Aim of the task. Transcribe the material below exactly as it appears.

Dataset entries:
========================================

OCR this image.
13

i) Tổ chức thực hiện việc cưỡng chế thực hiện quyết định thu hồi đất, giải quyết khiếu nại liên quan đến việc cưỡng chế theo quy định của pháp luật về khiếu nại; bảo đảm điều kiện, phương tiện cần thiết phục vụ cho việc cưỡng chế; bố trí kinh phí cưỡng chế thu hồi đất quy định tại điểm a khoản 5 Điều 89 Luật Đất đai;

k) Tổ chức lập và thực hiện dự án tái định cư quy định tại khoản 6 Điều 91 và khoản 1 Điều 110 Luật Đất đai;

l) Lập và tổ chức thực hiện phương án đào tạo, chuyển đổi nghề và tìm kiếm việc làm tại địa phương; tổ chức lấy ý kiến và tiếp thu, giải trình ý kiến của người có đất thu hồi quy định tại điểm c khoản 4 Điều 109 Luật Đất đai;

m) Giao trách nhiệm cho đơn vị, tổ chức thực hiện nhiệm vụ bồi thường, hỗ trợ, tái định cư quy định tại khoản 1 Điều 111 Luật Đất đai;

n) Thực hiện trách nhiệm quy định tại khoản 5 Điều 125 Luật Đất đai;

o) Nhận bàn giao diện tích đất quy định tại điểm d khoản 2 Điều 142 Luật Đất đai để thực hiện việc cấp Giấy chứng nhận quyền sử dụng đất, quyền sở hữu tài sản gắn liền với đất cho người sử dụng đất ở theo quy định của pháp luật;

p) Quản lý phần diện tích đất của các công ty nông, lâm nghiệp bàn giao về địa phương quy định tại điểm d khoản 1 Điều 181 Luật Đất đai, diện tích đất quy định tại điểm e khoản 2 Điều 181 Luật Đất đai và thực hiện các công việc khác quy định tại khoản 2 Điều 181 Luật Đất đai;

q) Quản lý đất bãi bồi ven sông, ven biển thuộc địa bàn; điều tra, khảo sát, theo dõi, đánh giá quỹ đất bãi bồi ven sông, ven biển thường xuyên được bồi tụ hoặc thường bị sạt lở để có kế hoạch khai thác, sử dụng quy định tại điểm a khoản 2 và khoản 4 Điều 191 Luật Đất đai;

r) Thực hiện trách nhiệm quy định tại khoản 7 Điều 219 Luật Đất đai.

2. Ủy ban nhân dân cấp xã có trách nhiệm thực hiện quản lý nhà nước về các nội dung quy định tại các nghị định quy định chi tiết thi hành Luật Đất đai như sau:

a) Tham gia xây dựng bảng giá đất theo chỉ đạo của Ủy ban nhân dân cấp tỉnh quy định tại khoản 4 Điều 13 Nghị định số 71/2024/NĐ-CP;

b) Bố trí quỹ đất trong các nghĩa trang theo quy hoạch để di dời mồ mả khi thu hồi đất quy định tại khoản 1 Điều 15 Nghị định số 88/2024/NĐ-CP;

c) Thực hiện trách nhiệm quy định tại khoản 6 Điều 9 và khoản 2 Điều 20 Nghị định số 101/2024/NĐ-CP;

========================================

Reply.
OCR this image.
13

i) Tổ chức thực hiện việc cưỡng chế thực hiện quyết định thu hồi đất, giải quyết khiếu nại liên quan đến việc cưỡng chế theo quy định của pháp luật về khiếu nại; bảo đảm điều kiện, phương tiện cần thiết phục vụ cho việc cưỡng chế; bố trí kinh phí cưỡng chế thu hồi đất quy định tại điểm a khoản 5 Điều 89 Luật Đất đai;

k) Tổ chức lập và thực hiện dự án tái định cư quy định tại khoản 6 Điều 91 và khoản 1 Điều 110 Luật Đất đai;

l) Lập và tổ chức thực hiện phương án đào tạo, chuyển đổi nghề và tìm kiếm việc làm tại địa phương; tổ chức lấy ý kiến và tiếp thu, giải trình ý kiến của người có đất thu hồi quy định tại điểm c khoản 4 Điều 109 Luật Đất đai;

m) Giao trách nhiệm cho đơn vị, tổ chức thực hiện nhiệm vụ bồi thường, hỗ trợ, tái định cư quy định tại khoản 1 Điều 111 Luật Đất đai;

n) Thực hiện trách nhiệm quy định tại khoản 5 Điều 125 Luật Đất đai;

o) Nhận bàn giao diện tích đất quy định tại điểm d khoản 2 Điều 142 Luật Đất đai để thực hiện việc cấp Giấy chứng nhận quyền sử dụng đất, quyền sở hữu tài sản gắn liền với đất cho người sử dụng đất ở theo quy định của pháp luật;

p) Quản lý phần diện tích đất của các công ty nông, lâm nghiệp bàn giao về địa phương quy định tại điểm d khoản 1 Điều 181 Luật Đất đai, diện tích đất quy định tại điểm e khoản 2 Điều 181 Luật Đất đai và thực hiện các công việc khác quy định tại khoản 2 Điều 181 Luật Đất đai;

q) Quản lý đất bãi bồi ven sông, ven biển thuộc địa bàn; điều tra, khảo sát, theo dõi, đánh giá quỹ đất bãi bồi ven sông, ven biển thường xuyên được bồi tụ hoặc thường bị sạt lở để có kế hoạch khai thác, sử dụng quy định tại điểm a khoản 2 và khoản 4 Điều 191 Luật Đất đai;

r) Thực hiện trách nhiệm quy định tại khoản 7 Điều 219 Luật Đất đai.

2. Ủy ban nhân dân cấp xã có trách nhiệm thực hiện quản lý nhà nước về các nội dung quy định tại các nghị định quy định chi tiết thi hành Luật Đất đai như sau:

a) Tham gia xây dựng bảng giá đất theo chỉ đạo của Ủy ban nhân dân cấp tỉnh quy định tại khoản 4 Điều 13 Nghị định số 71/2024/NĐ-CP;

b) Bố trí quỹ đất trong các nghĩa trang theo quy hoạch để di dời mồ mả khi thu hồi đất quy định tại khoản 1 Điều 15 Nghị định số 88/2024/NĐ-CP;

c) Thực hiện trách nhiệm quy định tại khoản 6 Điều 9 và khoản 2 Điều 20 Nghị định số 101/2024/NĐ-CP;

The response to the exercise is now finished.